(Data excerpts)

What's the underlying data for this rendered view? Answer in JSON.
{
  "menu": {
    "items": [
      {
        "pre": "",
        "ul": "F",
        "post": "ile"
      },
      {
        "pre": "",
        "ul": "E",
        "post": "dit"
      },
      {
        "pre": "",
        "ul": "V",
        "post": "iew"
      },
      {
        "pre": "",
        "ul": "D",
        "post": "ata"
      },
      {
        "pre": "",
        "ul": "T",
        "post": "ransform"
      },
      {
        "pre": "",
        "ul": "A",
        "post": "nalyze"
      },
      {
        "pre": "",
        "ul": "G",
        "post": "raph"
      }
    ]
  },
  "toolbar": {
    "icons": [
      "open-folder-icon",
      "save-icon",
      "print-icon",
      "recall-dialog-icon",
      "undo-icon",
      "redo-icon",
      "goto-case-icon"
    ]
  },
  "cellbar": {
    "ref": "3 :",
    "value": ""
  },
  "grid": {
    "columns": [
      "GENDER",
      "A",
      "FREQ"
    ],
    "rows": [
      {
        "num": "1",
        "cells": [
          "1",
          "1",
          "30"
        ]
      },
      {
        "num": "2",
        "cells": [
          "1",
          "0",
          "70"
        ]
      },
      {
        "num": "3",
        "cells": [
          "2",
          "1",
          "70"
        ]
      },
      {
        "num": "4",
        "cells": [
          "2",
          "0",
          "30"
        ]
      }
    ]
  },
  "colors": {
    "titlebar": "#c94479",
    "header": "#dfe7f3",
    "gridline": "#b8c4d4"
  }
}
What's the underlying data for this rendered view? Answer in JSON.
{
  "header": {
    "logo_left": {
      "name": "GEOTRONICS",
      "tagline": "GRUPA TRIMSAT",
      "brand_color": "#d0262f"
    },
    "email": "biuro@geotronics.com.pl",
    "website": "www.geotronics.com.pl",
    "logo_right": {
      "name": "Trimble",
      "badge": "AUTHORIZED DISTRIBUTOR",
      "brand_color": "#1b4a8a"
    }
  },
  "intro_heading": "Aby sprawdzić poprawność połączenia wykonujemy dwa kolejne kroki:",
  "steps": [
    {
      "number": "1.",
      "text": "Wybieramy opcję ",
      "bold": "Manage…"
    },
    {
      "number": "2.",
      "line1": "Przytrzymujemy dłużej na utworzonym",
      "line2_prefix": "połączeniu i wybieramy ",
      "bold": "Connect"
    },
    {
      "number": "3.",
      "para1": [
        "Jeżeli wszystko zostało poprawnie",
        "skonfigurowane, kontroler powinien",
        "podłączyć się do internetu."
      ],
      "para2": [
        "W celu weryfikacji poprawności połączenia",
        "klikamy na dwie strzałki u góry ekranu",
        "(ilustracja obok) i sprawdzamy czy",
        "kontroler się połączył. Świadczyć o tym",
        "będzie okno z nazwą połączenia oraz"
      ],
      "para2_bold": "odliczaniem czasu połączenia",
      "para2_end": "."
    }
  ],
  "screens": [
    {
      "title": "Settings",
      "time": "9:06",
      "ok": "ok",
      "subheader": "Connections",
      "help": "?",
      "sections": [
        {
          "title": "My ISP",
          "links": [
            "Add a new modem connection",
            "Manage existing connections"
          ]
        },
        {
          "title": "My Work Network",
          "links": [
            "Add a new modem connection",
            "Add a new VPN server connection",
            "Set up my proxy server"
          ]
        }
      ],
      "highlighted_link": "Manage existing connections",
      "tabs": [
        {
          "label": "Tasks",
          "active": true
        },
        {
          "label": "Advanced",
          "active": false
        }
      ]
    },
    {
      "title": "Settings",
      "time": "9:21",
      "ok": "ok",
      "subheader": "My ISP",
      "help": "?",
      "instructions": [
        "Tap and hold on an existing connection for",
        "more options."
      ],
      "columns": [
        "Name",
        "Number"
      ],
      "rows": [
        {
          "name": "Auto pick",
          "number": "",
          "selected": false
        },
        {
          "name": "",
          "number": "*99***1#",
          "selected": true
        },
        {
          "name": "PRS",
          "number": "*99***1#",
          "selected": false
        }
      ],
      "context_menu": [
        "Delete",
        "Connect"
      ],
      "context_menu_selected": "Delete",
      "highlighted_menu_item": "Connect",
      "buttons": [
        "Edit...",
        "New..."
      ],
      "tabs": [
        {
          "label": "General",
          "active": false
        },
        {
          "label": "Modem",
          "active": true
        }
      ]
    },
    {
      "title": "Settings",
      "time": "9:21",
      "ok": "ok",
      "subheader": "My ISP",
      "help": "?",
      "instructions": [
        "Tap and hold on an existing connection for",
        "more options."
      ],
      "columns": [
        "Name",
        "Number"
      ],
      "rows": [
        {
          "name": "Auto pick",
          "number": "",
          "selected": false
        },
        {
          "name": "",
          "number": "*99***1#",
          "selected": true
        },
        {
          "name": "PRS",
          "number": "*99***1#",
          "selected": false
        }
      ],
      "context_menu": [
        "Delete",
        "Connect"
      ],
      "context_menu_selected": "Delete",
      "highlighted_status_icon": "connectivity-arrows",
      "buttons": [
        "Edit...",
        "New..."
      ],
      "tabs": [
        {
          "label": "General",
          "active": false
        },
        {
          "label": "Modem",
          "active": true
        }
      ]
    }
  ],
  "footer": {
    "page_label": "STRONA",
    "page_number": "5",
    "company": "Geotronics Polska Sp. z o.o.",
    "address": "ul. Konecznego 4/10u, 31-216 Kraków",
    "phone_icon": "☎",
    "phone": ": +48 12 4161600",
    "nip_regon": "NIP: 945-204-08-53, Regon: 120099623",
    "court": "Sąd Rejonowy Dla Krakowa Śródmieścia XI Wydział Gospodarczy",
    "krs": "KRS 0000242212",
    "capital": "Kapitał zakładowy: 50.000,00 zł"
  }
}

TASK GOAL: Without leaving anything out, give the entries again exactly.

OUTPUT OF THE EXERCISE:
What's the underlying data for this rendered view? Answer in JSON.
{
  "menu": {
    "items": [
      {
        "pre": "",
        "ul": "F",
        "post": "ile"
      },
      {
        "pre": "",
        "ul": "E",
        "post": "dit"
      },
      {
        "pre": "",
        "ul": "V",
        "post": "iew"
      },
      {
        "pre": "",
        "ul": "D",
        "post": "ata"
      },
      {
        "pre": "",
        "ul": "T",
        "post": "ransform"
      },
      {
        "pre": "",
        "ul": "A",
        "post": "nalyze"
      },
      {
        "pre": "",
        "ul": "G",
        "post": "raph"
      }
    ]
  },
  "toolbar": {
    "icons": [
      "open-folder-icon",
      "save-icon",
      "print-icon",
      "recall-dialog-icon",
      "undo-icon",
      "redo-icon",
      "goto-case-icon"
    ]
  },
  "cellbar": {
    "ref": "3 :",
    "value": ""
  },
  "grid": {
    "columns": [
      "GENDER",
      "A",
      "FREQ"
    ],
    "rows": [
      {
        "num": "1",
        "cells": [
          "1",
          "1",
          "30"
        ]
      },
      {
        "num": "2",
        "cells": [
          "1",
          "0",
          "70"
        ]
      },
      {
        "num": "3",
        "cells": [
          "2",
          "1",
          "70"
        ]
      },
      {
        "num": "4",
        "cells": [
          "2",
          "0",
          "30"
        ]
      }
    ]
  },
  "colors": {
    "titlebar": "#c94479",
    "header": "#dfe7f3",
    "gridline": "#b8c4d4"
  }
}
What's the underlying data for this rendered view? Answer in JSON.
{
  "header": {
    "logo_left": {
      "name": "GEOTRONICS",
      "tagline": "GRUPA TRIMSAT",
      "brand_color": "#d0262f"
    },
    "email": "biuro@geotronics.com.pl",
    "website": "www.geotronics.com.pl",
    "logo_right": {
      "name": "Trimble",
      "badge": "AUTHORIZED DISTRIBUTOR",
      "brand_color": "#1b4a8a"
    }
  },
  "intro_heading": "Aby sprawdzić poprawność połączenia wykonujemy dwa kolejne kroki:",
  "steps": [
    {
      "number": "1.",
      "text": "Wybieramy opcję ",
      "bold": "Manage…"
    },
    {
      "number": "2.",
      "line1": "Przytrzymujemy dłużej na utworzonym",
      "line2_prefix": "połączeniu i wybieramy ",
      "bold": "Connect"
    },
    {
      "number": "3.",
      "para1": [
        "Jeżeli wszystko zostało poprawnie",
        "skonfigurowane, kontroler powinien",
        "podłączyć się do internetu."
      ],
      "para2": [
        "W celu weryfikacji poprawności połączenia",
        "klikamy na dwie strzałki u góry ekranu",
        "(ilustracja obok) i sprawdzamy czy",
        "kontroler się połączył. Świadczyć o tym",
        "będzie okno z nazwą połączenia oraz"
      ],
      "para2_bold": "odliczaniem czasu połączenia",
      "para2_end": "."
    }
  ],
  "screens": [
    {
      "title": "Settings",
      "time": "9:06",
      "ok": "ok",
      "subheader": "Connections",
      "help": "?",
      "sections": [
        {
          "title": "My ISP",
          "links": [
            "Add a new modem connection",
            "Manage existing connections"
          ]
        },
        {
          "title": "My Work Network",
          "links": [
            "Add a new modem connection",
            "Add a new VPN server connection",
            "Set up my proxy server"
          ]
        }
      ],
      "highlighted_link": "Manage existing connections",
      "tabs": [
        {
          "label": "Tasks",
          "active": true
        },
        {
          "label": "Advanced",
          "active": false
        }
      ]
    },
    {
      "title": "Settings",
      "time": "9:21",
      "ok": "ok",
      "subheader": "My ISP",
      "help": "?",
      "instructions": [
        "Tap and hold on an existing connection for",
        "more options."
      ],
      "columns": [
        "Name",
        "Number"
      ],
      "rows": [
        {
          "name": "Auto pick",
          "number": "",
          "selected": false
        },
        {
          "name": "",
          "number": "*99***1#",
          "selected": true
        },
        {
          "name": "PRS",
          "number": "*99***1#",
          "selected": false
        }
      ],
      "context_menu": [
        "Delete",
        "Connect"
      ],
      "context_menu_selected": "Delete",
      "highlighted_menu_item": "Connect",
      "buttons": [
        "Edit...",
        "New..."
      ],
      "tabs": [
        {
          "label": "General",
          "active": false
        },
        {
          "label": "Modem",
          "active": true
        }
      ]
    },
    {
      "title": "Settings",
      "time": "9:21",
      "ok": "ok",
      "subheader": "My ISP",
      "help": "?",
      "instructions": [
        "Tap and hold on an existing connection for",
        "more options."
      ],
      "columns": [
        "Name",
        "Number"
      ],
      "rows": [
        {
          "name": "Auto pick",
          "number": "",
          "selected": false
        },
        {
          "name": "",
          "number": "*99***1#",
          "selected": true
        },
        {
          "name": "PRS",
          "number": "*99***1#",
          "selected": false
        }
      ],
      "context_menu": [
        "Delete",
        "Connect"
      ],
      "context_menu_selected": "Delete",
      "highlighted_status_icon": "connectivity-arrows",
      "buttons": [
        "Edit...",
        "New..."
      ],
      "tabs": [
        {
          "label": "General",
          "active": false
        },
        {
          "label": "Modem",
          "active": true
        }
      ]
    }
  ],
  "footer": {
    "page_label": "STRONA",
    "page_number": "5",
    "company": "Geotronics Polska Sp. z o.o.",
    "address": "ul. Konecznego 4/10u, 31-216 Kraków",
    "phone_icon": "☎",
    "phone": ": +48 12 4161600",
    "nip_regon": "NIP: 945-204-08-53, Regon: 120099623",
    "court": "Sąd Rejonowy Dla Krakowa Śródmieścia XI Wydział Gospodarczy",
    "krs": "KRS 0000242212",
    "capital": "Kapitał zakładowy: 50.000,00 zł"
  }
}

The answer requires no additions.